+++ RECORD EXTRACTS

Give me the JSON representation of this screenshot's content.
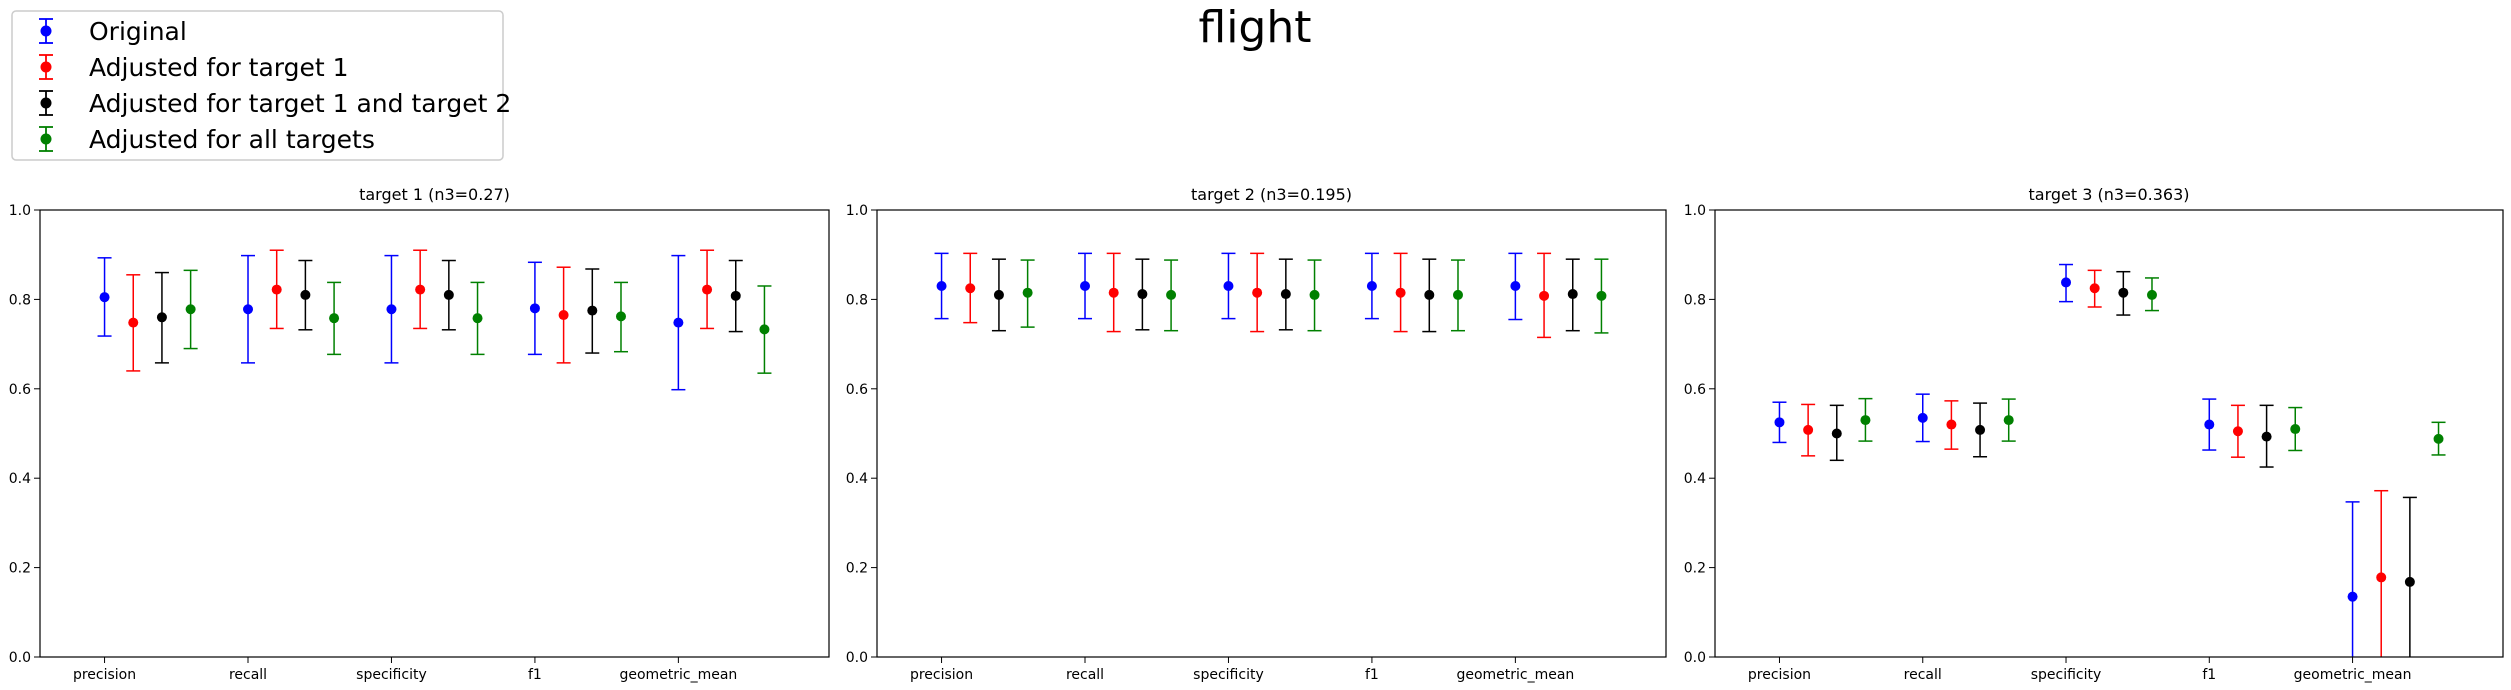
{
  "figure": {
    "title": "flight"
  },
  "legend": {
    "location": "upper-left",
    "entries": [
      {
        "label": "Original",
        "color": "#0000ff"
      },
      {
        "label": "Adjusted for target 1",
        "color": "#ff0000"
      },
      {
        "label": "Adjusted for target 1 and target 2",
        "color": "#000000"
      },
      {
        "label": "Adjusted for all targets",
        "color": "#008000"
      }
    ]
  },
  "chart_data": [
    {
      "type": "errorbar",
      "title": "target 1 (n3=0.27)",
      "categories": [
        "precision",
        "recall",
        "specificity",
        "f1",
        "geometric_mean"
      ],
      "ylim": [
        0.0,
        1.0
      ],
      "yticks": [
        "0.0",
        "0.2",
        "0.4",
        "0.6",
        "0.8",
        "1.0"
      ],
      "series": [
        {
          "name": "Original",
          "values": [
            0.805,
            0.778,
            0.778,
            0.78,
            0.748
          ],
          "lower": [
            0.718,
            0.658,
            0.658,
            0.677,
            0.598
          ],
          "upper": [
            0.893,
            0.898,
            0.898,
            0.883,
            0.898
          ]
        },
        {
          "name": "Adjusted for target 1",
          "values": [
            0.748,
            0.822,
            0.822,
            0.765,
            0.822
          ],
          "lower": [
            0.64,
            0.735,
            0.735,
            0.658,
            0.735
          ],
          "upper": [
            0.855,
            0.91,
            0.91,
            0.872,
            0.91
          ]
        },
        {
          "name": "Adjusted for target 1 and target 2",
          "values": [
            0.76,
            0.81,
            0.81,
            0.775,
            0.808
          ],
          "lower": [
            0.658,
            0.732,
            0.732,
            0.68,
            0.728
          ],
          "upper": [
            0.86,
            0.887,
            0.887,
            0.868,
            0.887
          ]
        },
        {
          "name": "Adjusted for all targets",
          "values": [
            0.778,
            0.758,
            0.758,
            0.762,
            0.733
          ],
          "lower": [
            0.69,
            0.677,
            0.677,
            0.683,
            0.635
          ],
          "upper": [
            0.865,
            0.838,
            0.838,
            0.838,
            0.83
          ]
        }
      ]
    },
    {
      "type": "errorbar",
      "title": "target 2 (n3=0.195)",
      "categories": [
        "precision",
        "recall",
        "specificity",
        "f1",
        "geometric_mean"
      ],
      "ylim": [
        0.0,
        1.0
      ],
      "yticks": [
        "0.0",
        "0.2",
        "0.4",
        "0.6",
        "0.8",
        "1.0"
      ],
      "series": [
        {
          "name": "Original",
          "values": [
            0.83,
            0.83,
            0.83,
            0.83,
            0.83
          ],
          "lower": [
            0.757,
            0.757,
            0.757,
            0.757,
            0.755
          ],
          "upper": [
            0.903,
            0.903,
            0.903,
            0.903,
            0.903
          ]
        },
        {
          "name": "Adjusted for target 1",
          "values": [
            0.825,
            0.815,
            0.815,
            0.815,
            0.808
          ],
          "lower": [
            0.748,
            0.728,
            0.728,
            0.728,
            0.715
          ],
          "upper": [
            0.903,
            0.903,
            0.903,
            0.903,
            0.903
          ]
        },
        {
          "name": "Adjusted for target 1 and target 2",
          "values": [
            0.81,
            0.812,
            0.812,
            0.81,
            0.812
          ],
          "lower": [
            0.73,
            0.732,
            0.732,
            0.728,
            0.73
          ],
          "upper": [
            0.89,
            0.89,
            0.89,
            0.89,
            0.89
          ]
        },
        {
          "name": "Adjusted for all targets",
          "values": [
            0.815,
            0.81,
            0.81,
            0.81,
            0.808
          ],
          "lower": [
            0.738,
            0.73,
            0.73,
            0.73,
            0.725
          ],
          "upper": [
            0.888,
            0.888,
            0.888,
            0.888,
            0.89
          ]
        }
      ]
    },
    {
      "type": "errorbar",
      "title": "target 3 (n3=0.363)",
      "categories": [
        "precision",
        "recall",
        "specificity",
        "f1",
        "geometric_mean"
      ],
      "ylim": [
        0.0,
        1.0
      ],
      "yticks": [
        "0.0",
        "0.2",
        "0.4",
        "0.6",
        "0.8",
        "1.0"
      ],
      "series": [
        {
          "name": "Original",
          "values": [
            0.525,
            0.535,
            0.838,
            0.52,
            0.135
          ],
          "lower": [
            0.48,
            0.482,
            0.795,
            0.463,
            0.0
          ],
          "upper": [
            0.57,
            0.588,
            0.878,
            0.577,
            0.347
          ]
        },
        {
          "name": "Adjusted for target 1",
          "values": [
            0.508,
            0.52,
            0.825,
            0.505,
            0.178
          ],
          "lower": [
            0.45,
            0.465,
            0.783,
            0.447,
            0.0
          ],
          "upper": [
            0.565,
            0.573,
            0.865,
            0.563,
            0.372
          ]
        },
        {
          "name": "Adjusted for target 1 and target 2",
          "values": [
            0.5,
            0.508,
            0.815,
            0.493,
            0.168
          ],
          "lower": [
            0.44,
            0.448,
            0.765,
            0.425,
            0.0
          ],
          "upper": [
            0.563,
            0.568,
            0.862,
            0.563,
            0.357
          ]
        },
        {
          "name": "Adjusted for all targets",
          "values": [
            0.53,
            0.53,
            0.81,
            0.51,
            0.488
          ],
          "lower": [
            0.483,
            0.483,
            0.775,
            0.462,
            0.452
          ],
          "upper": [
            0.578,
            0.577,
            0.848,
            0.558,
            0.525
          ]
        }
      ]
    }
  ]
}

++++++

Answer with one number: how many lines of the entries above include the word "color".

4